WHAT THE EXERCISE ASKS → Give as a numbered list every line from the start of the records through the line containing "series-line (182, 181, 1032, 522)", including that line. Leave out any blank lines.

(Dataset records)
- - -

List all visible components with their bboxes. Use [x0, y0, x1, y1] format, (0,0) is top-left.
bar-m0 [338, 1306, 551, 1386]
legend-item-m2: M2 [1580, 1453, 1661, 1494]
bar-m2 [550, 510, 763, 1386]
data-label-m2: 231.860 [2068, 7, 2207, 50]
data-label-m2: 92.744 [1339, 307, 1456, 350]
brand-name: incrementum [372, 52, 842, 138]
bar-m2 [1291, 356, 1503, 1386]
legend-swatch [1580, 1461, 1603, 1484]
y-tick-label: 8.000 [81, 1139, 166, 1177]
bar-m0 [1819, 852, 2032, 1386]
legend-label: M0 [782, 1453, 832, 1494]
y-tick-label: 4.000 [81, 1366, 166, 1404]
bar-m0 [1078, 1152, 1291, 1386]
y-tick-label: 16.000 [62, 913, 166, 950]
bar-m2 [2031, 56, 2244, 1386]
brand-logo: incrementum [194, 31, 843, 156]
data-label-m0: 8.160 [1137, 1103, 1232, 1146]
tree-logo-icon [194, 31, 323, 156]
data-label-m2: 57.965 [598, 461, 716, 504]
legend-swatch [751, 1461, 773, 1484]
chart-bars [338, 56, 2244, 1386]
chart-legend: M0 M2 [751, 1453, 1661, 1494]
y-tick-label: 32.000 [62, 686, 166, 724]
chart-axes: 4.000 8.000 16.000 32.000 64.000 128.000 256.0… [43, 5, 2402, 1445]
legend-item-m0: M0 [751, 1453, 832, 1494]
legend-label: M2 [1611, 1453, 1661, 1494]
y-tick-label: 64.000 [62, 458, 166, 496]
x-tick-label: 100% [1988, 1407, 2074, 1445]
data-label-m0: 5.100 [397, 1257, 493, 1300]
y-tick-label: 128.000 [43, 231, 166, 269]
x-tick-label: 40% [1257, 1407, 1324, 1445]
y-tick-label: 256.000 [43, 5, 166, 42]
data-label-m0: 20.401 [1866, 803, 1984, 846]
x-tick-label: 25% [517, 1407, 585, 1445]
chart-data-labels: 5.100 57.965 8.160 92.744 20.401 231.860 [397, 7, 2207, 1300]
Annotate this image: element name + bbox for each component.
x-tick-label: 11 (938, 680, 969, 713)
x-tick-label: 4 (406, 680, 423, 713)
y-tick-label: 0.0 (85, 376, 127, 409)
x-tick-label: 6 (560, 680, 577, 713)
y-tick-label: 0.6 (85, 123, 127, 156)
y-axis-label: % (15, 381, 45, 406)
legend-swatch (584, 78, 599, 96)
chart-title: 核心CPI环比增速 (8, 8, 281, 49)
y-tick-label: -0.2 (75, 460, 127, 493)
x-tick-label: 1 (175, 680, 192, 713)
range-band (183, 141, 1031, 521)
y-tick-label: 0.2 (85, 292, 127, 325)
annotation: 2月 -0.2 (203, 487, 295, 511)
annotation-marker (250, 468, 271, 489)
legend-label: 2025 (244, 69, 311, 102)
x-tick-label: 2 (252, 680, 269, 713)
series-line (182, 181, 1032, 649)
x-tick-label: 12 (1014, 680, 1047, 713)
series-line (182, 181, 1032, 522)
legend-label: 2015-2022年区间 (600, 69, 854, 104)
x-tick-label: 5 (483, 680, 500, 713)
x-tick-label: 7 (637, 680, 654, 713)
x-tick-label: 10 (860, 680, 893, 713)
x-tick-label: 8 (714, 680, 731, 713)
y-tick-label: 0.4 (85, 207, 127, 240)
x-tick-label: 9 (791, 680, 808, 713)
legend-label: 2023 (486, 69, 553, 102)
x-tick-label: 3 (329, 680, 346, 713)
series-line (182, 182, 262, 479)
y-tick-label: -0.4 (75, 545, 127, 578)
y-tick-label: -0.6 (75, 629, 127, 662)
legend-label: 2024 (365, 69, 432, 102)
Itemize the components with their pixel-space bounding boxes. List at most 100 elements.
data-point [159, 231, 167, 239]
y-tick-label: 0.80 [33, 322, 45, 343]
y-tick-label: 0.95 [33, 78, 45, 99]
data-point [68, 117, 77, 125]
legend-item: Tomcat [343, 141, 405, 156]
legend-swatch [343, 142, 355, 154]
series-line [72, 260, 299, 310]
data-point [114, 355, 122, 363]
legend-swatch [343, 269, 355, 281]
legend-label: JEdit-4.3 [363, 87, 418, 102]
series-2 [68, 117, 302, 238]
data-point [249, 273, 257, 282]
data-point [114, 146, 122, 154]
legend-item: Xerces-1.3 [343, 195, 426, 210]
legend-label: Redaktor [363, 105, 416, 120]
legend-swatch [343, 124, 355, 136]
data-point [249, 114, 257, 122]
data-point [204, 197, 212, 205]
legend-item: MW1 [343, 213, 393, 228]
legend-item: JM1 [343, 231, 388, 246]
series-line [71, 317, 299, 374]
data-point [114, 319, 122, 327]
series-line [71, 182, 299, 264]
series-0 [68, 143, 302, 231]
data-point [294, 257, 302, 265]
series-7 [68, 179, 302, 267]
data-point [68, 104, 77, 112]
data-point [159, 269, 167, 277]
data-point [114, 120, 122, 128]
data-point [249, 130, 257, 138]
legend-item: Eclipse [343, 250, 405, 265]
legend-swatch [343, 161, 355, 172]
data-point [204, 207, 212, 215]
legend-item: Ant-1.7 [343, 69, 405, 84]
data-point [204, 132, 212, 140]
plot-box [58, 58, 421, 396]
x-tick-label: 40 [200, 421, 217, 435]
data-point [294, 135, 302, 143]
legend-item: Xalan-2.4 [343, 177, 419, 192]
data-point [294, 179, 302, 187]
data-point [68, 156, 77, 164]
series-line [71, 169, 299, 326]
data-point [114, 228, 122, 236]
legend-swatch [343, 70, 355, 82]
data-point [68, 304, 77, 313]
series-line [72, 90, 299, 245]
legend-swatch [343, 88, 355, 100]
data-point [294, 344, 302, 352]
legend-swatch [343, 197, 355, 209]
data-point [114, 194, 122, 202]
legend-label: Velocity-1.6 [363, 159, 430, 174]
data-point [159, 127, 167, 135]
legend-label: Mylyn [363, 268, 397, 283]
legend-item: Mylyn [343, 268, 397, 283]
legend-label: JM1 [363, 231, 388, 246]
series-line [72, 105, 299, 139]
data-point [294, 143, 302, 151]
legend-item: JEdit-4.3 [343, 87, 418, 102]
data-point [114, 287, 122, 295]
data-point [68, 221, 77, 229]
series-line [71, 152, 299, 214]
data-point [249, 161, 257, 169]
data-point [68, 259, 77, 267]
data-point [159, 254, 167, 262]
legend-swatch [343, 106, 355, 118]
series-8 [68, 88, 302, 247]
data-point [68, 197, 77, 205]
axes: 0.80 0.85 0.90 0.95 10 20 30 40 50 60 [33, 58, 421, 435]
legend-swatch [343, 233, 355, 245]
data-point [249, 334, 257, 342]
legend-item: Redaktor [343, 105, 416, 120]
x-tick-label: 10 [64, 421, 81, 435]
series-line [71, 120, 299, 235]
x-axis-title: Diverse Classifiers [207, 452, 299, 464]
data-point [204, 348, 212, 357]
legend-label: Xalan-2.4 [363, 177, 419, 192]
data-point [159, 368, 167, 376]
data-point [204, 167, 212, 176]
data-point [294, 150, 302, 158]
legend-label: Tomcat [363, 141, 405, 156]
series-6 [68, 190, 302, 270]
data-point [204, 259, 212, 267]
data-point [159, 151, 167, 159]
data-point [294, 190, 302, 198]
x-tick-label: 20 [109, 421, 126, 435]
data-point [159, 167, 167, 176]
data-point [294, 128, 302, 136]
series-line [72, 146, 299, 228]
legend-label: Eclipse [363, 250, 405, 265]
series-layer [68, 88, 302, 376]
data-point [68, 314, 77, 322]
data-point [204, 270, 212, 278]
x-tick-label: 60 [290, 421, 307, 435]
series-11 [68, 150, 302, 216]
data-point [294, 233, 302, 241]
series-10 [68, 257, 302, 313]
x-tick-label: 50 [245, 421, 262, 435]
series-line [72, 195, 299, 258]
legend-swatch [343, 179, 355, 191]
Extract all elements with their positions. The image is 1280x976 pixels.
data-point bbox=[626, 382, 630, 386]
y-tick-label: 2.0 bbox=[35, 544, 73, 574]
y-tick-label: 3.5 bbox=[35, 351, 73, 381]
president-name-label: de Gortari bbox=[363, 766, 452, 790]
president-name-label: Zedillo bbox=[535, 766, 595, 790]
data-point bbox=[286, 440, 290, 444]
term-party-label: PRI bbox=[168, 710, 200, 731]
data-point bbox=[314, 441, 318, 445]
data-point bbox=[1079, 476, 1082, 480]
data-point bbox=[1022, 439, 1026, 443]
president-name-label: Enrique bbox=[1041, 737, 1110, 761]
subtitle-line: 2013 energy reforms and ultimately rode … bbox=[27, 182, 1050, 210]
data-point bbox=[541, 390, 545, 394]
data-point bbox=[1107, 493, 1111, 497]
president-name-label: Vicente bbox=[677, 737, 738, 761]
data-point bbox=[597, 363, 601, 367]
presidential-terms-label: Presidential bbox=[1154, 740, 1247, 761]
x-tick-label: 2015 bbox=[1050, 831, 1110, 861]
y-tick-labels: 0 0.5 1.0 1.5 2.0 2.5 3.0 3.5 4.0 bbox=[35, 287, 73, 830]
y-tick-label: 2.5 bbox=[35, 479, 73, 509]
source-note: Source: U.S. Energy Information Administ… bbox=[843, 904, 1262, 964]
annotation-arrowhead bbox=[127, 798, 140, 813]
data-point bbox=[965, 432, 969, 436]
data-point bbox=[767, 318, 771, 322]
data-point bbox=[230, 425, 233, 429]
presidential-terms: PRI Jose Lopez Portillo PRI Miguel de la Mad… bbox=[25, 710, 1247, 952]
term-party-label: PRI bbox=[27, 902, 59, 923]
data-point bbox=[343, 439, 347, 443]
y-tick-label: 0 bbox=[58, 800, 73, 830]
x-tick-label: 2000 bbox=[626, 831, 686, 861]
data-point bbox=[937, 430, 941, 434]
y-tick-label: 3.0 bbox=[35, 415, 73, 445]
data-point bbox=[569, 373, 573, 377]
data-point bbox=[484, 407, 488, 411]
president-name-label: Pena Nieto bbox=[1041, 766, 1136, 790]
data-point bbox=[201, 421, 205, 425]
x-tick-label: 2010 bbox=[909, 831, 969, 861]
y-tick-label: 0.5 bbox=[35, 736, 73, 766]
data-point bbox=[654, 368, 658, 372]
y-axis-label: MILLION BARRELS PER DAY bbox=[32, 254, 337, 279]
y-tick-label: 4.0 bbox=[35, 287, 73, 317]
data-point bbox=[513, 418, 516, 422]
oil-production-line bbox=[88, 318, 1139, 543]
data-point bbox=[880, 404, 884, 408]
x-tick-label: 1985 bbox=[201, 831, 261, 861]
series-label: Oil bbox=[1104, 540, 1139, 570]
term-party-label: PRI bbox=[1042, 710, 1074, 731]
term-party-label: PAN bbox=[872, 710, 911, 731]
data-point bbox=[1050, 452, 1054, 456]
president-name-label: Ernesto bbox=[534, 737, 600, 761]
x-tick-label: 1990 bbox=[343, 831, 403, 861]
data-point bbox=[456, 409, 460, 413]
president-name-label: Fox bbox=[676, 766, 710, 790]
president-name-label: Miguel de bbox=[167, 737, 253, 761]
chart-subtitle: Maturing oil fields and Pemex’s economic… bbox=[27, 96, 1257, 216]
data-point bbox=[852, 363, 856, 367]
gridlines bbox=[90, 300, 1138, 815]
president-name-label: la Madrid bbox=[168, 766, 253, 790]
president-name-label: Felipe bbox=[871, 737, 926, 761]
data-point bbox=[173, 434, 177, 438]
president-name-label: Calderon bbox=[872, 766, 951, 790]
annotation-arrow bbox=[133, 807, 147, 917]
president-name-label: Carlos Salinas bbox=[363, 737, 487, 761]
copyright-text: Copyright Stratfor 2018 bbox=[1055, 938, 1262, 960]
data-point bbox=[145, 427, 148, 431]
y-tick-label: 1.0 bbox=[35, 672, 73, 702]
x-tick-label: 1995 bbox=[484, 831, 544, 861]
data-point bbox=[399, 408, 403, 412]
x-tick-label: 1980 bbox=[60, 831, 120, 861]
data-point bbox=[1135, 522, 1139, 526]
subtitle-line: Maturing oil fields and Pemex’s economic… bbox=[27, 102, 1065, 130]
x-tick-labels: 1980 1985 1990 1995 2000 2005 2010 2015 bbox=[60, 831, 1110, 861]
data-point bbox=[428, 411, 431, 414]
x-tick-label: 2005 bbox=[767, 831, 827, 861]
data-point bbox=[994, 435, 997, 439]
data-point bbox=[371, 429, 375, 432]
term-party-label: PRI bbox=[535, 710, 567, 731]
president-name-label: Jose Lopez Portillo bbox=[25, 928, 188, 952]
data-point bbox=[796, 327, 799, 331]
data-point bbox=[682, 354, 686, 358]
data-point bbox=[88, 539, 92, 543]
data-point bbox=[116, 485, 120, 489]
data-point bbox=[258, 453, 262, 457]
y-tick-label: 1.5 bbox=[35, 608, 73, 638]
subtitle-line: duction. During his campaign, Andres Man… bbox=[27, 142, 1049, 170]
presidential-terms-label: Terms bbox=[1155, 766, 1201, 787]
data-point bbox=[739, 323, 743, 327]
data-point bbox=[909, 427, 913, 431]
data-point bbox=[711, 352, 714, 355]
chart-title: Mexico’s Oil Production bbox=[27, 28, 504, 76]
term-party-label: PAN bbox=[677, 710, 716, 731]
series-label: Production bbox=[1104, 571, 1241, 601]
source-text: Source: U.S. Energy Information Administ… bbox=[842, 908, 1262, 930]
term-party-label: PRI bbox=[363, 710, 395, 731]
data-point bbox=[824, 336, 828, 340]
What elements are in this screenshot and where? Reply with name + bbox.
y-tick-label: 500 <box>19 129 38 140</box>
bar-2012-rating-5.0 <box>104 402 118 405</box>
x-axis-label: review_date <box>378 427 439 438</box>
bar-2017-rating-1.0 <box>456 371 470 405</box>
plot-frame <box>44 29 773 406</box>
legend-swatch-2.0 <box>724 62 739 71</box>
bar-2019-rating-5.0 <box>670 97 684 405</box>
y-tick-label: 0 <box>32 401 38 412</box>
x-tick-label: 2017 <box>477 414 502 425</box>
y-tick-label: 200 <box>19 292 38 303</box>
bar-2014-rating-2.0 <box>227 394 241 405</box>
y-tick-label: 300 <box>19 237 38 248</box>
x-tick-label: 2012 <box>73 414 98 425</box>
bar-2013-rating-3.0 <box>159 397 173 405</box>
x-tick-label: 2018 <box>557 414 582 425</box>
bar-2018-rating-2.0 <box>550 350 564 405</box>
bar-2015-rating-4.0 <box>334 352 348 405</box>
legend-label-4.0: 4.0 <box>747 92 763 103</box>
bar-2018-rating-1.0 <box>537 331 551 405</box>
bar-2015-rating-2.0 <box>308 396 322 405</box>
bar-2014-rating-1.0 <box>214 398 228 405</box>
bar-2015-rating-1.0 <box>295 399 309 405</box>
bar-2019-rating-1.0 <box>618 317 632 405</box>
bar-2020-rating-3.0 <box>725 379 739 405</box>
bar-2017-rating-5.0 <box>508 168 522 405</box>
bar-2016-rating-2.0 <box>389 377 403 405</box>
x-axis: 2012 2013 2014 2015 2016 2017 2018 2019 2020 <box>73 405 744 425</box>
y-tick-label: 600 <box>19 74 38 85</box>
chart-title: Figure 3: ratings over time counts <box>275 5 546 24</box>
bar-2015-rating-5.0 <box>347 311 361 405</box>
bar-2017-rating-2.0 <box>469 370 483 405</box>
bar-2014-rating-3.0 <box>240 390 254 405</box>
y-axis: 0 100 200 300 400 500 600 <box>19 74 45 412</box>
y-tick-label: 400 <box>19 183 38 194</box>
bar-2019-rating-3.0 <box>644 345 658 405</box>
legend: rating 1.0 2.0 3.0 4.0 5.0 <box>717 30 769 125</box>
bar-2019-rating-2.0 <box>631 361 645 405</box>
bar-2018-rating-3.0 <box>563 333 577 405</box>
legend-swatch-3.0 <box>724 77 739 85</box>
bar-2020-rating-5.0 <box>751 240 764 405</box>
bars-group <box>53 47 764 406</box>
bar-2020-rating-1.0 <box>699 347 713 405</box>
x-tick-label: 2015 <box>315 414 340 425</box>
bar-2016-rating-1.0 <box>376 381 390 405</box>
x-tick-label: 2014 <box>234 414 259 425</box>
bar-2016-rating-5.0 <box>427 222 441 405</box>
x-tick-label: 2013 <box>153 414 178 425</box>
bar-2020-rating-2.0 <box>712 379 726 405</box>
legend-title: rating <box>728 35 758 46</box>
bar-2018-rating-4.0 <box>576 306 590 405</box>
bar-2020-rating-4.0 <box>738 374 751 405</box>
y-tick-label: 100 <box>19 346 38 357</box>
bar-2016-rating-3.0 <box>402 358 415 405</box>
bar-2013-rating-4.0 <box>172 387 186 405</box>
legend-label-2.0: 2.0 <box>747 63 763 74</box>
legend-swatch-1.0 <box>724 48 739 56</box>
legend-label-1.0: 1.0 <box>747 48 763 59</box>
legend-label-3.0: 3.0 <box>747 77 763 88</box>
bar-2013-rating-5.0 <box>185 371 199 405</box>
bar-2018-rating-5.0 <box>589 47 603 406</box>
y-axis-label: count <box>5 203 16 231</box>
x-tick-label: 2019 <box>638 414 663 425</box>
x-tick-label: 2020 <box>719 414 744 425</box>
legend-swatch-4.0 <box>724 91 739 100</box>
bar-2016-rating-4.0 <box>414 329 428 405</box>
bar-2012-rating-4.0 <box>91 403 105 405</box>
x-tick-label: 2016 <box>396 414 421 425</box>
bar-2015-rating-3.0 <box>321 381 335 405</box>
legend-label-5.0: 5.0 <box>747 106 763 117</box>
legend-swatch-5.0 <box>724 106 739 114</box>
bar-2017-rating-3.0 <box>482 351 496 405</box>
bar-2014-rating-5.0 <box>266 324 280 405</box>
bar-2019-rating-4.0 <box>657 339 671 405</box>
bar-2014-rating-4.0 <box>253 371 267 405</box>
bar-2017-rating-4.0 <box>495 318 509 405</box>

- - -

SOLVED EXERCISE →
1. List all visible components with their bboxes. Use [x0, y0, x1, y1] format, (0,0) is top-left.
2. bar-m0 [338, 1306, 551, 1386]
3. legend-item-m2: M2 [1580, 1453, 1661, 1494]
4. bar-m2 [550, 510, 763, 1386]
5. data-label-m2: 231.860 [2068, 7, 2207, 50]
6. data-label-m2: 92.744 [1339, 307, 1456, 350]
7. brand-name: incrementum [372, 52, 842, 138]
8. bar-m2 [1291, 356, 1503, 1386]
9. legend-swatch [1580, 1461, 1603, 1484]
10. y-tick-label: 8.000 [81, 1139, 166, 1177]
11. bar-m0 [1819, 852, 2032, 1386]
12. legend-label: M0 [782, 1453, 832, 1494]
13. y-tick-label: 4.000 [81, 1366, 166, 1404]
14. bar-m0 [1078, 1152, 1291, 1386]
15. y-tick-label: 16.000 [62, 913, 166, 950]
16. bar-m2 [2031, 56, 2244, 1386]
17. brand-logo: incrementum [194, 31, 843, 156]
18. data-label-m0: 8.160 [1137, 1103, 1232, 1146]
19. tree-logo-icon [194, 31, 323, 156]
20. data-label-m2: 57.965 [598, 461, 716, 504]
21. legend-swatch [751, 1461, 773, 1484]
22. chart-bars [338, 56, 2244, 1386]
23. chart-legend: M0 M2 [751, 1453, 1661, 1494]
24. y-tick-label: 32.000 [62, 686, 166, 724]
25. chart-axes: 4.000 8.000 16.000 32.000 64.000 128.000 256.0… [43, 5, 2402, 1445]
26. legend-item-m0: M0 [751, 1453, 832, 1494]
27. legend-label: M2 [1611, 1453, 1661, 1494]
28. y-tick-label: 64.000 [62, 458, 166, 496]
29. x-tick-label: 100% [1988, 1407, 2074, 1445]
30. data-label-m0: 5.100 [397, 1257, 493, 1300]
31. y-tick-label: 128.000 [43, 231, 166, 269]
32. x-tick-label: 40% [1257, 1407, 1324, 1445]
33. y-tick-label: 256.000 [43, 5, 166, 42]
34. data-label-m0: 20.401 [1866, 803, 1984, 846]
35. x-tick-label: 25% [517, 1407, 585, 1445]
36. chart-data-labels: 5.100 57.965 8.160 92.744 20.401 231.860 [397, 7, 2207, 1300]
37. Annotate this image: element name + bbox for each component.
38. x-tick-label: 11 (938, 680, 969, 713)
39. x-tick-label: 4 (406, 680, 423, 713)
40. y-tick-label: 0.0 (85, 376, 127, 409)
41. x-tick-label: 6 (560, 680, 577, 713)
42. y-tick-label: 0.6 (85, 123, 127, 156)
43. y-axis-label: % (15, 381, 45, 406)
44. legend-swatch (584, 78, 599, 96)
45. chart-title: 核心CPI环比增速 (8, 8, 281, 49)
46. y-tick-label: -0.2 (75, 460, 127, 493)
47. x-tick-label: 1 (175, 680, 192, 713)
48. range-band (183, 141, 1031, 521)
49. y-tick-label: 0.2 (85, 292, 127, 325)
50. annotation: 2月 -0.2 (203, 487, 295, 511)
51. annotation-marker (250, 468, 271, 489)
52. legend-label: 2025 (244, 69, 311, 102)
53. x-tick-label: 2 (252, 680, 269, 713)
54. series-line (182, 181, 1032, 649)
55. x-tick-label: 12 (1014, 680, 1047, 713)
56. series-line (182, 181, 1032, 522)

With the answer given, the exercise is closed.